[Saved data entries]
⁂
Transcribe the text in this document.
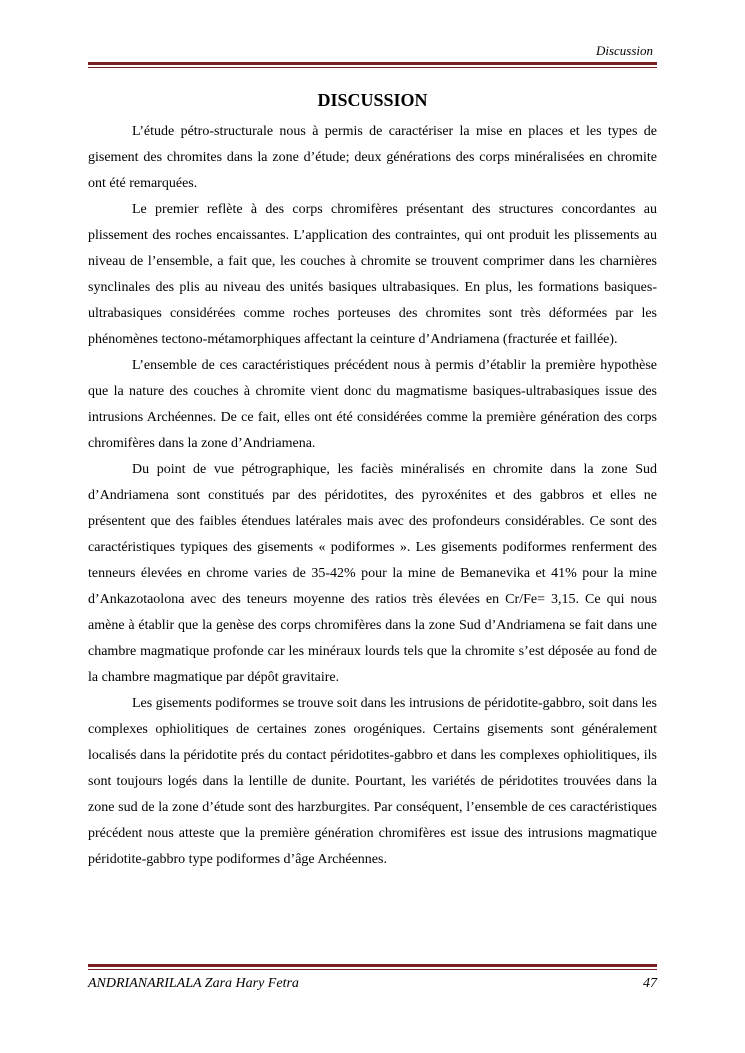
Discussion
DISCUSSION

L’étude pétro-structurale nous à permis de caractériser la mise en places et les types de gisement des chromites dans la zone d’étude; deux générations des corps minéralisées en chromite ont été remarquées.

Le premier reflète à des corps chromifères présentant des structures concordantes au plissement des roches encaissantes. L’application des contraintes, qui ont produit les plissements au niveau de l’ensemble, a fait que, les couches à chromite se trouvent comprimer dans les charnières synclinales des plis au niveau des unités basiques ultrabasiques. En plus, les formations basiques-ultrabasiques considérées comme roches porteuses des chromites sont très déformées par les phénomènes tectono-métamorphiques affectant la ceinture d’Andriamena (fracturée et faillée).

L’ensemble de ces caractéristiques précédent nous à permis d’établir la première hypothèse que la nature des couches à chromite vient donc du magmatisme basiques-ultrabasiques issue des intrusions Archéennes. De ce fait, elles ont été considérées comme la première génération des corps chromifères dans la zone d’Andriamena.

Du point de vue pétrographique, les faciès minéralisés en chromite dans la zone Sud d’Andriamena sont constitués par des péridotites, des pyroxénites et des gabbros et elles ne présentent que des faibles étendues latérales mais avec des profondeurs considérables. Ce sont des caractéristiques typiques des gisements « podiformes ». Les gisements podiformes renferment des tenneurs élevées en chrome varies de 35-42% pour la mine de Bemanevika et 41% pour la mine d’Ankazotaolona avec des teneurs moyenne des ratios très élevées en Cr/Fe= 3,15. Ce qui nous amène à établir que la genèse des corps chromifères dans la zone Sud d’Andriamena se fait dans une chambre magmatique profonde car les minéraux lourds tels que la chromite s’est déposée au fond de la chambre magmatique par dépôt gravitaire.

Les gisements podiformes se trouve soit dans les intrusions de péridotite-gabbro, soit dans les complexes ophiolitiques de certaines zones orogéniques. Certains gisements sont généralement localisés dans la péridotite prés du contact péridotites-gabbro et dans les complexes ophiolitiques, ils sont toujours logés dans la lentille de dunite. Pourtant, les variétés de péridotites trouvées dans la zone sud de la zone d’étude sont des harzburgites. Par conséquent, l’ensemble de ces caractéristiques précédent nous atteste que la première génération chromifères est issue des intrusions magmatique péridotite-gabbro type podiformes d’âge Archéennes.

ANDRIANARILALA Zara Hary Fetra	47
⁂
Work to be completed -
Copy all the lines of data exactly as they appear, dropping any images.

Correct output -
Transcribe the text in this document.
Discussion
DISCUSSION

L’étude pétro-structurale nous à permis de caractériser la mise en places et les types de gisement des chromites dans la zone d’étude; deux générations des corps minéralisées en chromite ont été remarquées.

Le premier reflète à des corps chromifères présentant des structures concordantes au plissement des roches encaissantes. L’application des contraintes, qui ont produit les plissements au niveau de l’ensemble, a fait que, les couches à chromite se trouvent comprimer dans les charnières synclinales des plis au niveau des unités basiques ultrabasiques. En plus, les formations basiques-ultrabasiques considérées comme roches porteuses des chromites sont très déformées par les phénomènes tectono-métamorphiques affectant la ceinture d’Andriamena (fracturée et faillée).

L’ensemble de ces caractéristiques précédent nous à permis d’établir la première hypothèse que la nature des couches à chromite vient donc du magmatisme basiques-ultrabasiques issue des intrusions Archéennes. De ce fait, elles ont été considérées comme la première génération des corps chromifères dans la zone d’Andriamena.

Du point de vue pétrographique, les faciès minéralisés en chromite dans la zone Sud d’Andriamena sont constitués par des péridotites, des pyroxénites et des gabbros et elles ne présentent que des faibles étendues latérales mais avec des profondeurs considérables. Ce sont des caractéristiques typiques des gisements « podiformes ». Les gisements podiformes renferment des tenneurs élevées en chrome varies de 35-42% pour la mine de Bemanevika et 41% pour la mine d’Ankazotaolona avec des teneurs moyenne des ratios très élevées en Cr/Fe= 3,15. Ce qui nous amène à établir que la genèse des corps chromifères dans la zone Sud d’Andriamena se fait dans une chambre magmatique profonde car les minéraux lourds tels que la chromite s’est déposée au fond de la chambre magmatique par dépôt gravitaire.

Les gisements podiformes se trouve soit dans les intrusions de péridotite-gabbro, soit dans les complexes ophiolitiques de certaines zones orogéniques. Certains gisements sont généralement localisés dans la péridotite prés du contact péridotites-gabbro et dans les complexes ophiolitiques, ils sont toujours logés dans la lentille de dunite. Pourtant, les variétés de péridotites trouvées dans la zone sud de la zone d’étude sont des harzburgites. Par conséquent, l’ensemble de ces caractéristiques précédent nous atteste que la première génération chromifères est issue des intrusions magmatique péridotite-gabbro type podiformes d’âge Archéennes.

ANDRIANARILALA Zara Hary Fetra	47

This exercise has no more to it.